[Records from a collection]
+++

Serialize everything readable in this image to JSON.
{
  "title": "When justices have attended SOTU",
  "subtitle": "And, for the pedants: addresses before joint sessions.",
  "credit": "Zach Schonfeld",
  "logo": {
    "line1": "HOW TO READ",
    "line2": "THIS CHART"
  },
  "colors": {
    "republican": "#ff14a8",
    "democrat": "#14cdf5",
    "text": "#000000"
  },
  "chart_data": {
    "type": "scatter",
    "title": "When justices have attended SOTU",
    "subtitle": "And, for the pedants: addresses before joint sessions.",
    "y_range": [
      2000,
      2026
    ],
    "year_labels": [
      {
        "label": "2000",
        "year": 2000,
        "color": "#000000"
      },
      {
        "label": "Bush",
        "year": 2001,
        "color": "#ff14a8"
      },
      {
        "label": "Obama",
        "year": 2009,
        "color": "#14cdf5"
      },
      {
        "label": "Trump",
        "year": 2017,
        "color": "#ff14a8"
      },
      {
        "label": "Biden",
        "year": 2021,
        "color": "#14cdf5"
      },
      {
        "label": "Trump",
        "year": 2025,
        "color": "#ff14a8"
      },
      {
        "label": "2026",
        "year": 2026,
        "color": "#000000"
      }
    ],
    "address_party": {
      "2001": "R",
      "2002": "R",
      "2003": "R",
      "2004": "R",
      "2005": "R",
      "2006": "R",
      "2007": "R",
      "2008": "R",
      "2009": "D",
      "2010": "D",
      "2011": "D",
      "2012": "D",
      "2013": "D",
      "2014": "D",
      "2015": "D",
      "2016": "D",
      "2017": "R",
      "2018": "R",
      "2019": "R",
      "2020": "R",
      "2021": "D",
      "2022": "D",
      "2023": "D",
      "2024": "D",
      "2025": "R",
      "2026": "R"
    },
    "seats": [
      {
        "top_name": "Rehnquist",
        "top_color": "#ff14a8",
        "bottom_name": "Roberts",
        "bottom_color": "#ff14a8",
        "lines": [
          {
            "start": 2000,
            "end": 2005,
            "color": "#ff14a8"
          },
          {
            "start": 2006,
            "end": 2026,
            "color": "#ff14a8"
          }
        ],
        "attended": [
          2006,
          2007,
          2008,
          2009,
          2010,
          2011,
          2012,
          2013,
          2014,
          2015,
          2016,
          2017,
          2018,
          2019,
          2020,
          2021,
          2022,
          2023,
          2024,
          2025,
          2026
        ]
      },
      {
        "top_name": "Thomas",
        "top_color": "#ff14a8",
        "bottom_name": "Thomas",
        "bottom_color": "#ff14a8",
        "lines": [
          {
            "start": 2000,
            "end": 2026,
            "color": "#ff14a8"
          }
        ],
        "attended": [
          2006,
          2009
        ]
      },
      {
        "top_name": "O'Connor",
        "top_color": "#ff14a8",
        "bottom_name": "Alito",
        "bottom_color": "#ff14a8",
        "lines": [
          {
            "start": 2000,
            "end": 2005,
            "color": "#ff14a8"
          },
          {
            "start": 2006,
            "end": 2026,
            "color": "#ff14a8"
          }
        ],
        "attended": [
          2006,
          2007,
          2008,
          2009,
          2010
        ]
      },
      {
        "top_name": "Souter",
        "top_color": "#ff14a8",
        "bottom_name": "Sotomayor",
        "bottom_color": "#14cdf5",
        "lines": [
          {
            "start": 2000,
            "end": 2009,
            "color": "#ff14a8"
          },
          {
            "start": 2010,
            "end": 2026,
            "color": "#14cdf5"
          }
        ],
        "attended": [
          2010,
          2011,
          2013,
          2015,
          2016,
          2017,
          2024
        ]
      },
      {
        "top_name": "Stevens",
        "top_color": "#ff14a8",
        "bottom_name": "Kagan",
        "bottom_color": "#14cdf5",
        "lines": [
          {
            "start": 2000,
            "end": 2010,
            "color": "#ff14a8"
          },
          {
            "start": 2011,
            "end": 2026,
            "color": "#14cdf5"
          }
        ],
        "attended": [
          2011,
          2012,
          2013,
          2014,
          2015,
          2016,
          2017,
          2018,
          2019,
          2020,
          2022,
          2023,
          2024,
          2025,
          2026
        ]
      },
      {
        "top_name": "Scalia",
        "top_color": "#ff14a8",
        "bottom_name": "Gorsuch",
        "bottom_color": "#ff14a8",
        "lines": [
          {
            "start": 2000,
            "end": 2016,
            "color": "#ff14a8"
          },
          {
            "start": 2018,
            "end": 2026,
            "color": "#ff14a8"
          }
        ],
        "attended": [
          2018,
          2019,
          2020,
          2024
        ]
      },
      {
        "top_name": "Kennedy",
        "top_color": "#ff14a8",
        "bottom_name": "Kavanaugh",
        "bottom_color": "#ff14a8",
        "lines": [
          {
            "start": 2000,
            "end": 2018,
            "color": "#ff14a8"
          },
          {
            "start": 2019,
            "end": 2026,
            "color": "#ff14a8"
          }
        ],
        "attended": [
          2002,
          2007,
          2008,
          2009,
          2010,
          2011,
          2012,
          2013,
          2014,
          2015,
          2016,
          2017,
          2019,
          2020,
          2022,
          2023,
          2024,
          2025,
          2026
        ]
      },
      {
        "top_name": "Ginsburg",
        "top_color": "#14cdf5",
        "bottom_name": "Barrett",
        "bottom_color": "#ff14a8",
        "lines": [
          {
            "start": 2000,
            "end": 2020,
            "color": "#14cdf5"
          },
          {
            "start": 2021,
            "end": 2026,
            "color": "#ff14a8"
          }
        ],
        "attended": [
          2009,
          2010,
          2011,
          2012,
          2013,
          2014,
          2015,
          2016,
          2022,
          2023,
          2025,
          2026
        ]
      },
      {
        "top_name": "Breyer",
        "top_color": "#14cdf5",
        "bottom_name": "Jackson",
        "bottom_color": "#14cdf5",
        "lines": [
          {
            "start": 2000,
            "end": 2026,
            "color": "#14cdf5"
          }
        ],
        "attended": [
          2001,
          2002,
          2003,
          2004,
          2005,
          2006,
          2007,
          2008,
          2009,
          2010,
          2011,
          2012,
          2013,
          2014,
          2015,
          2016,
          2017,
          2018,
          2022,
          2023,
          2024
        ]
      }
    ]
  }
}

+++

→ **Exercise task**
Give back each line above precisely as it stands.

→ **Solution to this task**
Serialize everything readable in this image to JSON.
{
  "title": "When justices have attended SOTU",
  "subtitle": "And, for the pedants: addresses before joint sessions.",
  "credit": "Zach Schonfeld",
  "logo": {
    "line1": "HOW TO READ",
    "line2": "THIS CHART"
  },
  "colors": {
    "republican": "#ff14a8",
    "democrat": "#14cdf5",
    "text": "#000000"
  },
  "chart_data": {
    "type": "scatter",
    "title": "When justices have attended SOTU",
    "subtitle": "And, for the pedants: addresses before joint sessions.",
    "y_range": [
      2000,
      2026
    ],
    "year_labels": [
      {
        "label": "2000",
        "year": 2000,
        "color": "#000000"
      },
      {
        "label": "Bush",
        "year": 2001,
        "color": "#ff14a8"
      },
      {
        "label": "Obama",
        "year": 2009,
        "color": "#14cdf5"
      },
      {
        "label": "Trump",
        "year": 2017,
        "color": "#ff14a8"
      },
      {
        "label": "Biden",
        "year": 2021,
        "color": "#14cdf5"
      },
      {
        "label": "Trump",
        "year": 2025,
        "color": "#ff14a8"
      },
      {
        "label": "2026",
        "year": 2026,
        "color": "#000000"
      }
    ],
    "address_party": {
      "2001": "R",
      "2002": "R",
      "2003": "R",
      "2004": "R",
      "2005": "R",
      "2006": "R",
      "2007": "R",
      "2008": "R",
      "2009": "D",
      "2010": "D",
      "2011": "D",
      "2012": "D",
      "2013": "D",
      "2014": "D",
      "2015": "D",
      "2016": "D",
      "2017": "R",
      "2018": "R",
      "2019": "R",
      "2020": "R",
      "2021": "D",
      "2022": "D",
      "2023": "D",
      "2024": "D",
      "2025": "R",
      "2026": "R"
    },
    "seats": [
      {
        "top_name": "Rehnquist",
        "top_color": "#ff14a8",
        "bottom_name": "Roberts",
        "bottom_color": "#ff14a8",
        "lines": [
          {
            "start": 2000,
            "end": 2005,
            "color": "#ff14a8"
          },
          {
            "start": 2006,
            "end": 2026,
            "color": "#ff14a8"
          }
        ],
        "attended": [
          2006,
          2007,
          2008,
          2009,
          2010,
          2011,
          2012,
          2013,
          2014,
          2015,
          2016,
          2017,
          2018,
          2019,
          2020,
          2021,
          2022,
          2023,
          2024,
          2025,
          2026
        ]
      },
      {
        "top_name": "Thomas",
        "top_color": "#ff14a8",
        "bottom_name": "Thomas",
        "bottom_color": "#ff14a8",
        "lines": [
          {
            "start": 2000,
            "end": 2026,
            "color": "#ff14a8"
          }
        ],
        "attended": [
          2006,
          2009
        ]
      },
      {
        "top_name": "O'Connor",
        "top_color": "#ff14a8",
        "bottom_name": "Alito",
        "bottom_color": "#ff14a8",
        "lines": [
          {
            "start": 2000,
            "end": 2005,
            "color": "#ff14a8"
          },
          {
            "start": 2006,
            "end": 2026,
            "color": "#ff14a8"
          }
        ],
        "attended": [
          2006,
          2007,
          2008,
          2009,
          2010
        ]
      },
      {
        "top_name": "Souter",
        "top_color": "#ff14a8",
        "bottom_name": "Sotomayor",
        "bottom_color": "#14cdf5",
        "lines": [
          {
            "start": 2000,
            "end": 2009,
            "color": "#ff14a8"
          },
          {
            "start": 2010,
            "end": 2026,
            "color": "#14cdf5"
          }
        ],
        "attended": [
          2010,
          2011,
          2013,
          2015,
          2016,
          2017,
          2024
        ]
      },
      {
        "top_name": "Stevens",
        "top_color": "#ff14a8",
        "bottom_name": "Kagan",
        "bottom_color": "#14cdf5",
        "lines": [
          {
            "start": 2000,
            "end": 2010,
            "color": "#ff14a8"
          },
          {
            "start": 2011,
            "end": 2026,
            "color": "#14cdf5"
          }
        ],
        "attended": [
          2011,
          2012,
          2013,
          2014,
          2015,
          2016,
          2017,
          2018,
          2019,
          2020,
          2022,
          2023,
          2024,
          2025,
          2026
        ]
      },
      {
        "top_name": "Scalia",
        "top_color": "#ff14a8",
        "bottom_name": "Gorsuch",
        "bottom_color": "#ff14a8",
        "lines": [
          {
            "start": 2000,
            "end": 2016,
            "color": "#ff14a8"
          },
          {
            "start": 2018,
            "end": 2026,
            "color": "#ff14a8"
          }
        ],
        "attended": [
          2018,
          2019,
          2020,
          2024
        ]
      },
      {
        "top_name": "Kennedy",
        "top_color": "#ff14a8",
        "bottom_name": "Kavanaugh",
        "bottom_color": "#ff14a8",
        "lines": [
          {
            "start": 2000,
            "end": 2018,
            "color": "#ff14a8"
          },
          {
            "start": 2019,
            "end": 2026,
            "color": "#ff14a8"
          }
        ],
        "attended": [
          2002,
          2007,
          2008,
          2009,
          2010,
          2011,
          2012,
          2013,
          2014,
          2015,
          2016,
          2017,
          2019,
          2020,
          2022,
          2023,
          2024,
          2025,
          2026
        ]
      },
      {
        "top_name": "Ginsburg",
        "top_color": "#14cdf5",
        "bottom_name": "Barrett",
        "bottom_color": "#ff14a8",
        "lines": [
          {
            "start": 2000,
            "end": 2020,
            "color": "#14cdf5"
          },
          {
            "start": 2021,
            "end": 2026,
            "color": "#ff14a8"
          }
        ],
        "attended": [
          2009,
          2010,
          2011,
          2012,
          2013,
          2014,
          2015,
          2016,
          2022,
          2023,
          2025,
          2026
        ]
      },
      {
        "top_name": "Breyer",
        "top_color": "#14cdf5",
        "bottom_name": "Jackson",
        "bottom_color": "#14cdf5",
        "lines": [
          {
            "start": 2000,
            "end": 2026,
            "color": "#14cdf5"
          }
        ],
        "attended": [
          2001,
          2002,
          2003,
          2004,
          2005,
          2006,
          2007,
          2008,
          2009,
          2010,
          2011,
          2012,
          2013,
          2014,
          2015,
          2016,
          2017,
          2018,
          2022,
          2023,
          2024
        ]
      }
    ]
  }
}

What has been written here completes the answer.